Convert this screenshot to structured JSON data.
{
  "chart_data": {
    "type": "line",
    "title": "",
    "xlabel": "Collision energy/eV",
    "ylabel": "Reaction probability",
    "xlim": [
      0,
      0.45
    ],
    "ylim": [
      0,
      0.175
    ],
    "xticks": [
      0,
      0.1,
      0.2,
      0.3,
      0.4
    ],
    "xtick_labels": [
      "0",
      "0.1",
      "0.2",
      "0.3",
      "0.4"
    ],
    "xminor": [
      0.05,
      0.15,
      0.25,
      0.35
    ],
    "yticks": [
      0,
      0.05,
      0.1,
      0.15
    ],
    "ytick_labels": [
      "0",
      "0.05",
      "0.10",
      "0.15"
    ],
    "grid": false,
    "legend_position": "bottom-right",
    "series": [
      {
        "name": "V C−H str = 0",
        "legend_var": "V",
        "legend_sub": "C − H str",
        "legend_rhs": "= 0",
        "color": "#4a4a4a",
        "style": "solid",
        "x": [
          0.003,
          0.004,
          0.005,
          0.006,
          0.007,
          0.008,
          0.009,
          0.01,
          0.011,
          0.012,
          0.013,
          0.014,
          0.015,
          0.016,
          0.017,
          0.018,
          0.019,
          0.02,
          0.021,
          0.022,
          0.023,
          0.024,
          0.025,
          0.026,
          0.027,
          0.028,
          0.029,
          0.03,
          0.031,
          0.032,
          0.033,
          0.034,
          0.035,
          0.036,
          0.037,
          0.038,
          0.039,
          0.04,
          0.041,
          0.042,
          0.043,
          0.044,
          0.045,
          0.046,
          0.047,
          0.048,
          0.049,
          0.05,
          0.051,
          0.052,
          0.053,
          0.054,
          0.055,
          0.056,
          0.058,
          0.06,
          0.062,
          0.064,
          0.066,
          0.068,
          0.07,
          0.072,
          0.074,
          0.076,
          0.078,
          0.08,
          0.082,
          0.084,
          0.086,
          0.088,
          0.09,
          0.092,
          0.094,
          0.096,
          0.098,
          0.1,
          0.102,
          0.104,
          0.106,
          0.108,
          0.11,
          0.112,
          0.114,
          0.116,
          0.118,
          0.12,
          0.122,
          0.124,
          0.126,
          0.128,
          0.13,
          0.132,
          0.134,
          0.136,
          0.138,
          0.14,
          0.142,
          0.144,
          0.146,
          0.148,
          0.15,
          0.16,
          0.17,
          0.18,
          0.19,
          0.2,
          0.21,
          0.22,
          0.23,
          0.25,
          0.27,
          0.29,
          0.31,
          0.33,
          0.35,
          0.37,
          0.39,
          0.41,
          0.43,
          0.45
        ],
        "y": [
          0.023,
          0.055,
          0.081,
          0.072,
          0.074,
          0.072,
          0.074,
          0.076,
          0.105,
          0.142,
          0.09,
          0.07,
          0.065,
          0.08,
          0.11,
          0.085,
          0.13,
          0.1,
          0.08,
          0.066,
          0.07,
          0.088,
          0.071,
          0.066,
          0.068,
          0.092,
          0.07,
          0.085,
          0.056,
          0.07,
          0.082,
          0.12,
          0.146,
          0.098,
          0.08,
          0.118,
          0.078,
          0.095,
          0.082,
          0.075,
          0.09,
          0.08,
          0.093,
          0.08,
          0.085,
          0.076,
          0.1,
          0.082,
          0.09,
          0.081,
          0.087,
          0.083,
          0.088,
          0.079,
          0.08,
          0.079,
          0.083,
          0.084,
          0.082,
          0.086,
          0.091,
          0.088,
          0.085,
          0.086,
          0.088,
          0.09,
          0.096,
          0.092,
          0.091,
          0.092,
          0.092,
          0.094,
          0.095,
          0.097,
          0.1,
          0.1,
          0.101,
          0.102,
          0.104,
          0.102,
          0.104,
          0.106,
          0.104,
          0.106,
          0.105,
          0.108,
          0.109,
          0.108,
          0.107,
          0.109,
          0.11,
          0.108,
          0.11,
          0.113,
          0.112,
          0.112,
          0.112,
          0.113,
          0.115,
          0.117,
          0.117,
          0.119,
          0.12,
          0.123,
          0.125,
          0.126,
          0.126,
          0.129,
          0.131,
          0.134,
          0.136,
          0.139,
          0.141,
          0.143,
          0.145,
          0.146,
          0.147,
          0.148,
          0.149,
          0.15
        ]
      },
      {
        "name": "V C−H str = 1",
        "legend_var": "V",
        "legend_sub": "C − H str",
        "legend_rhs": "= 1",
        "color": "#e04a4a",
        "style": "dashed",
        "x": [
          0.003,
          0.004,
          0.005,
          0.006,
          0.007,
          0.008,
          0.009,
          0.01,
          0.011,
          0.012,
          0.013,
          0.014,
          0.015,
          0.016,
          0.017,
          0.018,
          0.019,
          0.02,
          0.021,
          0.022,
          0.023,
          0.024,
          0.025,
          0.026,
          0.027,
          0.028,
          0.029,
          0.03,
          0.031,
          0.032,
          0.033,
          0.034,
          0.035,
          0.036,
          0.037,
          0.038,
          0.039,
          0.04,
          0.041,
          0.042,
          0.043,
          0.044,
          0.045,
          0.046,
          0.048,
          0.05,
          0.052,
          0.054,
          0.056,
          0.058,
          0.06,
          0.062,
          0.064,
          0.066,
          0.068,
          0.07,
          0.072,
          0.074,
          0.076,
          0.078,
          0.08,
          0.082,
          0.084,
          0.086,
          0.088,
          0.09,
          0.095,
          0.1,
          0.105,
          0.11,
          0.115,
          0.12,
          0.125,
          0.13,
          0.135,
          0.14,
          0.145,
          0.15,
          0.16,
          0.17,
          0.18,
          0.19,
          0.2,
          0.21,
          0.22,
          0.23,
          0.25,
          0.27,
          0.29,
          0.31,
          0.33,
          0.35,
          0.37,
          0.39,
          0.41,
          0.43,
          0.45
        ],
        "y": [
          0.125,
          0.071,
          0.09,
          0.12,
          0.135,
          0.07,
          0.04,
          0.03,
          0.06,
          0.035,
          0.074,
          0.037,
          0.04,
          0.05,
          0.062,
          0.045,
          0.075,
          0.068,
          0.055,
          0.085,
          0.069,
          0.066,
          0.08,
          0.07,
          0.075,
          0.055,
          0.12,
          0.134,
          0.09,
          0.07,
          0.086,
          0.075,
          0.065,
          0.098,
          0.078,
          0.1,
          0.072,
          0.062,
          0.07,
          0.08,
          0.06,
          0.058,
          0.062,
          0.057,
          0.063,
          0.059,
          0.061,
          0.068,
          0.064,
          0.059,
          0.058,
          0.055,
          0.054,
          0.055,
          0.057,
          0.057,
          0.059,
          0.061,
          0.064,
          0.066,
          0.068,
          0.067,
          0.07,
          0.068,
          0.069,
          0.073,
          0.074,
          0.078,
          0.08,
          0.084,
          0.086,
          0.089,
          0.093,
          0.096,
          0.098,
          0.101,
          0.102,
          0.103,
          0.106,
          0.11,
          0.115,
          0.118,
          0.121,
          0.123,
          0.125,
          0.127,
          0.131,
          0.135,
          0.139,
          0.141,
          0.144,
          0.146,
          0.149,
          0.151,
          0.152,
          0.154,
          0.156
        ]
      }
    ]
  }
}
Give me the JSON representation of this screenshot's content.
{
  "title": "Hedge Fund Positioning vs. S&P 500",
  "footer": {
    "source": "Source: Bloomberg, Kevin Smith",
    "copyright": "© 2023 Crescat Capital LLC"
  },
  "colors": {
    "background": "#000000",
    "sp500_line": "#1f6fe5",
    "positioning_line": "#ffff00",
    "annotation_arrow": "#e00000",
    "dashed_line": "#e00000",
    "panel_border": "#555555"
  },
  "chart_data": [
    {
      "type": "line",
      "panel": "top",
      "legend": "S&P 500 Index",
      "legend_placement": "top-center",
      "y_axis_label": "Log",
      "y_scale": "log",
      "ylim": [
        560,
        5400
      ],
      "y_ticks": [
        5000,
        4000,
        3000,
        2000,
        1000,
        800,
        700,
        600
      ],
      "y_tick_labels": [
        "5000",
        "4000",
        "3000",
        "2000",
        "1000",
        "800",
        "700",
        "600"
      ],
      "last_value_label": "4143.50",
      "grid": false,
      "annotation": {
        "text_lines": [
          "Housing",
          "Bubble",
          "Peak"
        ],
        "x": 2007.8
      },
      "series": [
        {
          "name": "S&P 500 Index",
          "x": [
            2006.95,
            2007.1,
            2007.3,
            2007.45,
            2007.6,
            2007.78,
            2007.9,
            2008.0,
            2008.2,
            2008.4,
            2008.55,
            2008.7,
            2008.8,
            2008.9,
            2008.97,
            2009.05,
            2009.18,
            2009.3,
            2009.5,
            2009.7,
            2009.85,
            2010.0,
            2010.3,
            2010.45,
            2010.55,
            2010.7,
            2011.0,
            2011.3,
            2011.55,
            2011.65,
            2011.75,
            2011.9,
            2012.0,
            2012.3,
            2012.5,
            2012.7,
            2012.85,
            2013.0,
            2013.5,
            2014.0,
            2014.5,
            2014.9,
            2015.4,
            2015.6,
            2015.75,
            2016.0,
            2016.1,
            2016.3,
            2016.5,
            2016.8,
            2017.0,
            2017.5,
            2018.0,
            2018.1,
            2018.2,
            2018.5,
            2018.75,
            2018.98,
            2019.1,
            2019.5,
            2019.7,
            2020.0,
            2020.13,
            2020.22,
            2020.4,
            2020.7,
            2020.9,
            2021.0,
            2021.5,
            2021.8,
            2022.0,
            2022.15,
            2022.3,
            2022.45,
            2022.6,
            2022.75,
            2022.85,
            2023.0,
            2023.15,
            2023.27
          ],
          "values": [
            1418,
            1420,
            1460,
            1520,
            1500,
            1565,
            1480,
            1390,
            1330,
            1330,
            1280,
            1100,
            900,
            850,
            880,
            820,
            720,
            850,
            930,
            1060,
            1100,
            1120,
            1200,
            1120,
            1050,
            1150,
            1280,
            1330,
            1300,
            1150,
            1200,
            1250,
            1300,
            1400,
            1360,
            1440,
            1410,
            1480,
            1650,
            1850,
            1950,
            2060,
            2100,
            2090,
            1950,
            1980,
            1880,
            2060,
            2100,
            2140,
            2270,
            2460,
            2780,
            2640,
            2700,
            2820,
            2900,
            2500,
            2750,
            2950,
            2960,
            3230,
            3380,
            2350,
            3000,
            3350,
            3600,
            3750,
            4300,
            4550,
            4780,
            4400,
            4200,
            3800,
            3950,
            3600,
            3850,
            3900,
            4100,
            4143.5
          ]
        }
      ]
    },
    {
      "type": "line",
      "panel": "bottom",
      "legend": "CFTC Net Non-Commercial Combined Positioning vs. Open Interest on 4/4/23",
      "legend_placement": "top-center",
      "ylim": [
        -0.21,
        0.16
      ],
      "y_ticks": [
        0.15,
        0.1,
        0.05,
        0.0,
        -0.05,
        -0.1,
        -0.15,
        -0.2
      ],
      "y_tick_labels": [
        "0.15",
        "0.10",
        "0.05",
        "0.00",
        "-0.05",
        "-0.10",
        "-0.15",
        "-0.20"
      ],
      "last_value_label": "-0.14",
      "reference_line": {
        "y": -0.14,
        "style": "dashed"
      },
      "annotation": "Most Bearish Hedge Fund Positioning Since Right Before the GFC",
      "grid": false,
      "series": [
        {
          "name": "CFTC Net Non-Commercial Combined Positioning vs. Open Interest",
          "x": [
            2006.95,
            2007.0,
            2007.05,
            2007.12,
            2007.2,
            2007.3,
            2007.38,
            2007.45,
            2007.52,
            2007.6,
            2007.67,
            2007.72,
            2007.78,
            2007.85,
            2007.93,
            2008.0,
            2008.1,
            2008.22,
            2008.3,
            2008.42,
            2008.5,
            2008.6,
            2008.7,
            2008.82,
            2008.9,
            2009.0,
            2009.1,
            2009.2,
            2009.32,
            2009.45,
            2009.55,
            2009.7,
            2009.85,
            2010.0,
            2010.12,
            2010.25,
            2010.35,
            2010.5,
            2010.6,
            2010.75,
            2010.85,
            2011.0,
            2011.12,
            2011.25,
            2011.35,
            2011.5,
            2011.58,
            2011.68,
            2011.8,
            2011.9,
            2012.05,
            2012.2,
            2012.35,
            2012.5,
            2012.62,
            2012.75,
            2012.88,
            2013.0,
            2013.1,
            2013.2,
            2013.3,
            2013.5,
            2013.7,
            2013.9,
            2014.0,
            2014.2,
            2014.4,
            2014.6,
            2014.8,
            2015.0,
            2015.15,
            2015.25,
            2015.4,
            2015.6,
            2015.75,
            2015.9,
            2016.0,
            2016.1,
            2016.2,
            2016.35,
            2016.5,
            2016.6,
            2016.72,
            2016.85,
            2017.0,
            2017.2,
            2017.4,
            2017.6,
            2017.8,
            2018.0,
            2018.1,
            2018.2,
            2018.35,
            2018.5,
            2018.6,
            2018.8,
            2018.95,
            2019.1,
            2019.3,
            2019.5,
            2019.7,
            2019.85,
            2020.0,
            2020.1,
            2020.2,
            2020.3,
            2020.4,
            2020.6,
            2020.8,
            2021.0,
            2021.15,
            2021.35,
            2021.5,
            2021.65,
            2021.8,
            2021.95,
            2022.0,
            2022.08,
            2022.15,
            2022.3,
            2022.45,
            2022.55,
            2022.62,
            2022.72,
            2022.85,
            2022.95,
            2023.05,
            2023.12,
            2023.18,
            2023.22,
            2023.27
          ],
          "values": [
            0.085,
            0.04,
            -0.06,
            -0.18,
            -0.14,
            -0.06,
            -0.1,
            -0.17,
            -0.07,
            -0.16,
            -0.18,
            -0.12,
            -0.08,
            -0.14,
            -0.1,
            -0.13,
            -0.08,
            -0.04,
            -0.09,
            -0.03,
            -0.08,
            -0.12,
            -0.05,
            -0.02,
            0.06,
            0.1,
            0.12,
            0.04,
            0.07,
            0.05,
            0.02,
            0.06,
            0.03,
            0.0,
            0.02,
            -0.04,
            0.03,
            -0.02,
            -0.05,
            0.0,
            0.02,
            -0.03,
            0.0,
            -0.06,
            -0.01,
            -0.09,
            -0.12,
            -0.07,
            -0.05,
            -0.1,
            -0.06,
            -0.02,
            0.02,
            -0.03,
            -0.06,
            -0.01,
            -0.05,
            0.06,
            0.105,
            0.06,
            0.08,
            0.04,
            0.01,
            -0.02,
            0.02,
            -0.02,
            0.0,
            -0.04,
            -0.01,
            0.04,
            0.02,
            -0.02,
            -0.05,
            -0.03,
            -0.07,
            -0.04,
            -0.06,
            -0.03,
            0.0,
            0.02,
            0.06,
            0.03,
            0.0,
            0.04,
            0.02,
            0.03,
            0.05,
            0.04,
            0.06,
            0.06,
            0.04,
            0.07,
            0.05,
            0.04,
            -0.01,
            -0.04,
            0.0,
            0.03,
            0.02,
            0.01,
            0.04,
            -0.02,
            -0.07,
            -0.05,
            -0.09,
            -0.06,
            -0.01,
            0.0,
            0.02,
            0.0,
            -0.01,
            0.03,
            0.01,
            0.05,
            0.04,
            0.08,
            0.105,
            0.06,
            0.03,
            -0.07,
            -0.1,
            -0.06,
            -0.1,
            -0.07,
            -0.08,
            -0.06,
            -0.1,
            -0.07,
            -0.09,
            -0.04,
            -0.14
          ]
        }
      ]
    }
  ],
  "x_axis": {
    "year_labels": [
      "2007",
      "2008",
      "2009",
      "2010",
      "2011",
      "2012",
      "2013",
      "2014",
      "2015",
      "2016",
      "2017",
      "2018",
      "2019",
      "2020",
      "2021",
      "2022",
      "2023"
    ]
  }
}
★ ★ ★ ★ ★ ★ ★
## Task description:
Give the count of lines containing "Hedge", with no added text.

## The result:
2